### What the task requires
Output every entry exactly as written.

Dataset items:
++++++++++++++++++++

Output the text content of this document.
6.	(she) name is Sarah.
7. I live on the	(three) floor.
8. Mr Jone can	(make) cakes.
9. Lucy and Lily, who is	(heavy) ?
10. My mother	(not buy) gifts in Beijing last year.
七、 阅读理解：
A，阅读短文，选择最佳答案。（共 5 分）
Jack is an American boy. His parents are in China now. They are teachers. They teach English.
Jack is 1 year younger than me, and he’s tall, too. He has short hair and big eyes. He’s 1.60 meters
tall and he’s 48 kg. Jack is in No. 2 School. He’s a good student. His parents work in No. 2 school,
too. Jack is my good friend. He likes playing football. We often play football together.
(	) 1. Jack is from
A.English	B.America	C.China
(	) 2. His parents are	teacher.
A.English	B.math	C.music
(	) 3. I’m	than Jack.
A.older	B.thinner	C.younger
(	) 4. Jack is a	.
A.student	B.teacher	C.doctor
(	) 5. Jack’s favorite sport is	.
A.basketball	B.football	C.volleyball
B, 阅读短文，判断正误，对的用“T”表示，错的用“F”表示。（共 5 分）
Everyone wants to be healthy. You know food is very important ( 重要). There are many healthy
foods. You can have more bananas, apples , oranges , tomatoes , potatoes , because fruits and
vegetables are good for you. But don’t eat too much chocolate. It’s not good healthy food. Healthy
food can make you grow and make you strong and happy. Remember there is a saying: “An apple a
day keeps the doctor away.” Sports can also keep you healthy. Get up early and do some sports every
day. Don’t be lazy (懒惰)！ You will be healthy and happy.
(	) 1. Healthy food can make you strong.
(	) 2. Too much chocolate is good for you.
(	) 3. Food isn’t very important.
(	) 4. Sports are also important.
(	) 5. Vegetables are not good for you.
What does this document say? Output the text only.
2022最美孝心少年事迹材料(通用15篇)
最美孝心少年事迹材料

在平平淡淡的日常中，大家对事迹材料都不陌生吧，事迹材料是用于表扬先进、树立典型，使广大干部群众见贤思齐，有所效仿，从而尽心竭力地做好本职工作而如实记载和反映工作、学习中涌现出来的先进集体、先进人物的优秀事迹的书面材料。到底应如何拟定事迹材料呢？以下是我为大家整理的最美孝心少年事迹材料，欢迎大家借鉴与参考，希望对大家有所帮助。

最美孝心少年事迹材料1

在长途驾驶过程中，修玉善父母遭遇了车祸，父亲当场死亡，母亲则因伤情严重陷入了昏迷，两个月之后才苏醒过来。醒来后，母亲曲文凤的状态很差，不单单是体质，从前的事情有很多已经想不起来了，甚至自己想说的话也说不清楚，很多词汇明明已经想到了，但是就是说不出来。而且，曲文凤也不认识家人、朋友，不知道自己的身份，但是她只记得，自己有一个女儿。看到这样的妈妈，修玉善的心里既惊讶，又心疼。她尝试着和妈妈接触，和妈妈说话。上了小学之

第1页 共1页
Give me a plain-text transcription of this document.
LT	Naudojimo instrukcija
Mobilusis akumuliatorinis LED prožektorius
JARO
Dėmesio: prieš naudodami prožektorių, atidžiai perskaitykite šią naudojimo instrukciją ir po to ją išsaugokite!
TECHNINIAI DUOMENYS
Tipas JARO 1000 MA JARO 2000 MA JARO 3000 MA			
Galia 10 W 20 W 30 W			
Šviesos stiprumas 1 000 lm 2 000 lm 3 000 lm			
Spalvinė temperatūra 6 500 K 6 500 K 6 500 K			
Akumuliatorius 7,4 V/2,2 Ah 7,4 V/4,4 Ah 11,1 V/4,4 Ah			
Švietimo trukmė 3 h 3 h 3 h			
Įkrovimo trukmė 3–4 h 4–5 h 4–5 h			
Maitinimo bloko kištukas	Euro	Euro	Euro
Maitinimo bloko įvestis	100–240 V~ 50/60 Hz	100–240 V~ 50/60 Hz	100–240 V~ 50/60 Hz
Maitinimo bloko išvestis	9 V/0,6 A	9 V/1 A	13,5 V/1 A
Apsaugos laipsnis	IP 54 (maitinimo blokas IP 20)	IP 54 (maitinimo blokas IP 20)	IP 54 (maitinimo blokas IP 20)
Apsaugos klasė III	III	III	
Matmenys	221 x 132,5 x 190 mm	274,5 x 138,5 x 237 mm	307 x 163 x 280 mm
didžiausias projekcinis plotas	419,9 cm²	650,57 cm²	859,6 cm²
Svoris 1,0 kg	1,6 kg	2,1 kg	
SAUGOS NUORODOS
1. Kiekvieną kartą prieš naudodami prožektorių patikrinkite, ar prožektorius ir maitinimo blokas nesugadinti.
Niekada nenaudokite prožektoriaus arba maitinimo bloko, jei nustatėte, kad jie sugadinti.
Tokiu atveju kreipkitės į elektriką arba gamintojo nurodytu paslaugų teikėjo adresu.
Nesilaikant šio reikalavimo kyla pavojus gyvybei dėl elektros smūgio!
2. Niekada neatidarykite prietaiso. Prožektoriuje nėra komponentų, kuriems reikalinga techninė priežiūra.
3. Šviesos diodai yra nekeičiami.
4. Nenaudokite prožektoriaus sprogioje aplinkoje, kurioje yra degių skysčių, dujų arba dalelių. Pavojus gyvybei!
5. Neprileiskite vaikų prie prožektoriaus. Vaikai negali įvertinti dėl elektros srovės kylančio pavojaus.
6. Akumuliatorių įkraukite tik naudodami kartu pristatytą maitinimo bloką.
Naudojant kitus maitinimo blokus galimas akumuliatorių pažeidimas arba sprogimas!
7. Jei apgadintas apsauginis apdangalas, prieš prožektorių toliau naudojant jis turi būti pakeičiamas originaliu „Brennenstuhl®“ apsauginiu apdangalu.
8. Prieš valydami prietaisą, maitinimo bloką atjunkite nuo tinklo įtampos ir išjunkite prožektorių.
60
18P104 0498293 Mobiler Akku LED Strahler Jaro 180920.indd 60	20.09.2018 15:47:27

++++++++++++++++++++

### Finished exercise
Output the text content of this document.
6.	(she) name is Sarah.
7. I live on the	(three) floor.
8. Mr Jone can	(make) cakes.
9. Lucy and Lily, who is	(heavy) ?
10. My mother	(not buy) gifts in Beijing last year.
七、 阅读理解：
A，阅读短文，选择最佳答案。（共 5 分）
Jack is an American boy. His parents are in China now. They are teachers. They teach English.
Jack is 1 year younger than me, and he’s tall, too. He has short hair and big eyes. He’s 1.60 meters
tall and he’s 48 kg. Jack is in No. 2 School. He’s a good student. His parents work in No. 2 school,
too. Jack is my good friend. He likes playing football. We often play football together.
(	) 1. Jack is from
A.English	B.America	C.China
(	) 2. His parents are	teacher.
A.English	B.math	C.music
(	) 3. I’m	than Jack.
A.older	B.thinner	C.younger
(	) 4. Jack is a	.
A.student	B.teacher	C.doctor
(	) 5. Jack’s favorite sport is	.
A.basketball	B.football	C.volleyball
B, 阅读短文，判断正误，对的用“T”表示，错的用“F”表示。（共 5 分）
Everyone wants to be healthy. You know food is very important ( 重要). There are many healthy
foods. You can have more bananas, apples , oranges , tomatoes , potatoes , because fruits and
vegetables are good for you. But don’t eat too much chocolate. It’s not good healthy food. Healthy
food can make you grow and make you strong and happy. Remember there is a saying: “An apple a
day keeps the doctor away.” Sports can also keep you healthy. Get up early and do some sports every
day. Don’t be lazy (懒惰)！ You will be healthy and happy.
(	) 1. Healthy food can make you strong.
(	) 2. Too much chocolate is good for you.
(	) 3. Food isn’t very important.
(	) 4. Sports are also important.
(	) 5. Vegetables are not good for you.
What does this document say? Output the text only.
2022最美孝心少年事迹材料(通用15篇)
最美孝心少年事迹材料

在平平淡淡的日常中，大家对事迹材料都不陌生吧，事迹材料是用于表扬先进、树立典型，使广大干部群众见贤思齐，有所效仿，从而尽心竭力地做好本职工作而如实记载和反映工作、学习中涌现出来的先进集体、先进人物的优秀事迹的书面材料。到底应如何拟定事迹材料呢？以下是我为大家整理的最美孝心少年事迹材料，欢迎大家借鉴与参考，希望对大家有所帮助。

最美孝心少年事迹材料1

在长途驾驶过程中，修玉善父母遭遇了车祸，父亲当场死亡，母亲则因伤情严重陷入了昏迷，两个月之后才苏醒过来。醒来后，母亲曲文凤的状态很差，不单单是体质，从前的事情有很多已经想不起来了，甚至自己想说的话也说不清楚，很多词汇明明已经想到了，但是就是说不出来。而且，曲文凤也不认识家人、朋友，不知道自己的身份，但是她只记得，自己有一个女儿。看到这样的妈妈，修玉善的心里既惊讶，又心疼。她尝试着和妈妈接触，和妈妈说话。上了小学之

第1页 共1页
Give me a plain-text transcription of this document.
LT	Naudojimo instrukcija
Mobilusis akumuliatorinis LED prožektorius
JARO
Dėmesio: prieš naudodami prožektorių, atidžiai perskaitykite šią naudojimo instrukciją ir po to ją išsaugokite!
TECHNINIAI DUOMENYS
Tipas JARO 1000 MA JARO 2000 MA JARO 3000 MA			
Galia 10 W 20 W 30 W			
Šviesos stiprumas 1 000 lm 2 000 lm 3 000 lm			
Spalvinė temperatūra 6 500 K 6 500 K 6 500 K			
Akumuliatorius 7,4 V/2,2 Ah 7,4 V/4,4 Ah 11,1 V/4,4 Ah			
Švietimo trukmė 3 h 3 h 3 h			
Įkrovimo trukmė 3–4 h 4–5 h 4–5 h			
Maitinimo bloko kištukas	Euro	Euro	Euro
Maitinimo bloko įvestis	100–240 V~ 50/60 Hz	100–240 V~ 50/60 Hz	100–240 V~ 50/60 Hz
Maitinimo bloko išvestis	9 V/0,6 A	9 V/1 A	13,5 V/1 A
Apsaugos laipsnis	IP 54 (maitinimo blokas IP 20)	IP 54 (maitinimo blokas IP 20)	IP 54 (maitinimo blokas IP 20)
Apsaugos klasė III	III	III	
Matmenys	221 x 132,5 x 190 mm	274,5 x 138,5 x 237 mm	307 x 163 x 280 mm
didžiausias projekcinis plotas	419,9 cm²	650,57 cm²	859,6 cm²
Svoris 1,0 kg	1,6 kg	2,1 kg	
SAUGOS NUORODOS
1. Kiekvieną kartą prieš naudodami prožektorių patikrinkite, ar prožektorius ir maitinimo blokas nesugadinti.
Niekada nenaudokite prožektoriaus arba maitinimo bloko, jei nustatėte, kad jie sugadinti.
Tokiu atveju kreipkitės į elektriką arba gamintojo nurodytu paslaugų teikėjo adresu.
Nesilaikant šio reikalavimo kyla pavojus gyvybei dėl elektros smūgio!
2. Niekada neatidarykite prietaiso. Prožektoriuje nėra komponentų, kuriems reikalinga techninė priežiūra.
3. Šviesos diodai yra nekeičiami.
4. Nenaudokite prožektoriaus sprogioje aplinkoje, kurioje yra degių skysčių, dujų arba dalelių. Pavojus gyvybei!
5. Neprileiskite vaikų prie prožektoriaus. Vaikai negali įvertinti dėl elektros srovės kylančio pavojaus.
6. Akumuliatorių įkraukite tik naudodami kartu pristatytą maitinimo bloką.
Naudojant kitus maitinimo blokus galimas akumuliatorių pažeidimas arba sprogimas!
7. Jei apgadintas apsauginis apdangalas, prieš prožektorių toliau naudojant jis turi būti pakeičiamas originaliu „Brennenstuhl®“ apsauginiu apdangalu.
8. Prieš valydami prietaisą, maitinimo bloką atjunkite nuo tinklo įtampos ir išjunkite prožektorių.
60
18P104 0498293 Mobiler Akku LED Strahler Jaro 180920.indd 60	20.09.2018 15:47:27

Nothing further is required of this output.